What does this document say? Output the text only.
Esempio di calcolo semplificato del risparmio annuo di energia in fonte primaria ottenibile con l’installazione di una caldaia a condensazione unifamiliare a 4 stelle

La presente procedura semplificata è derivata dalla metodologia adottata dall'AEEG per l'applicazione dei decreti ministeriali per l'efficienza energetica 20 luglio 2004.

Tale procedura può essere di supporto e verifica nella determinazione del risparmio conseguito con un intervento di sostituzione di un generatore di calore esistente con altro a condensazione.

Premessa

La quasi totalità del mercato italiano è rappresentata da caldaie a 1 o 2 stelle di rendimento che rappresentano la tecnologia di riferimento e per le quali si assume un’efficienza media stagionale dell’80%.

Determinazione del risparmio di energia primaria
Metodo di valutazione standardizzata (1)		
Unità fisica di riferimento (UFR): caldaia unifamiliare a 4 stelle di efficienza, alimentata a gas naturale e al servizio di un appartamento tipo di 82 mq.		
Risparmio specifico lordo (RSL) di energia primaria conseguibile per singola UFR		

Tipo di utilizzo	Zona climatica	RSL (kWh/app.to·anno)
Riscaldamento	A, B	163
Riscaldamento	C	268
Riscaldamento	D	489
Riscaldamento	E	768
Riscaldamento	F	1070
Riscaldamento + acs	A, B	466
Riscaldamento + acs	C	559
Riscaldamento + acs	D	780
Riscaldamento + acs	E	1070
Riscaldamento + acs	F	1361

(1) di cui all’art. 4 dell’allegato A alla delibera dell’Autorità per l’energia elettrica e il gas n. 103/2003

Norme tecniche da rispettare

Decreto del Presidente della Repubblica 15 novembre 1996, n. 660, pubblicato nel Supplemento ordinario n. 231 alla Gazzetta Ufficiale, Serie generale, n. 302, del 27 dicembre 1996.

__Your task__.
Where a line of the entries contains the word "stelle", copy that line.

__Reply to the exercise__.
Esempio di calcolo semplificato del risparmio annuo di energia in fonte primaria ottenibile con l’installazione di una caldaia a condensazione unifamiliare a 4 stelle
La quasi totalità del mercato italiano è rappresentata da caldaie a 1 o 2 stelle di rendimento che rappresentano la tecnologia di riferimento e per le quali si assume un’efficienza media stagionale dell’80%.
Unità fisica di riferimento (UFR): caldaia unifamiliare a 4 stelle di efficienza, alimentata a gas naturale e al servizio di un appartamento tipo di 82 mq.		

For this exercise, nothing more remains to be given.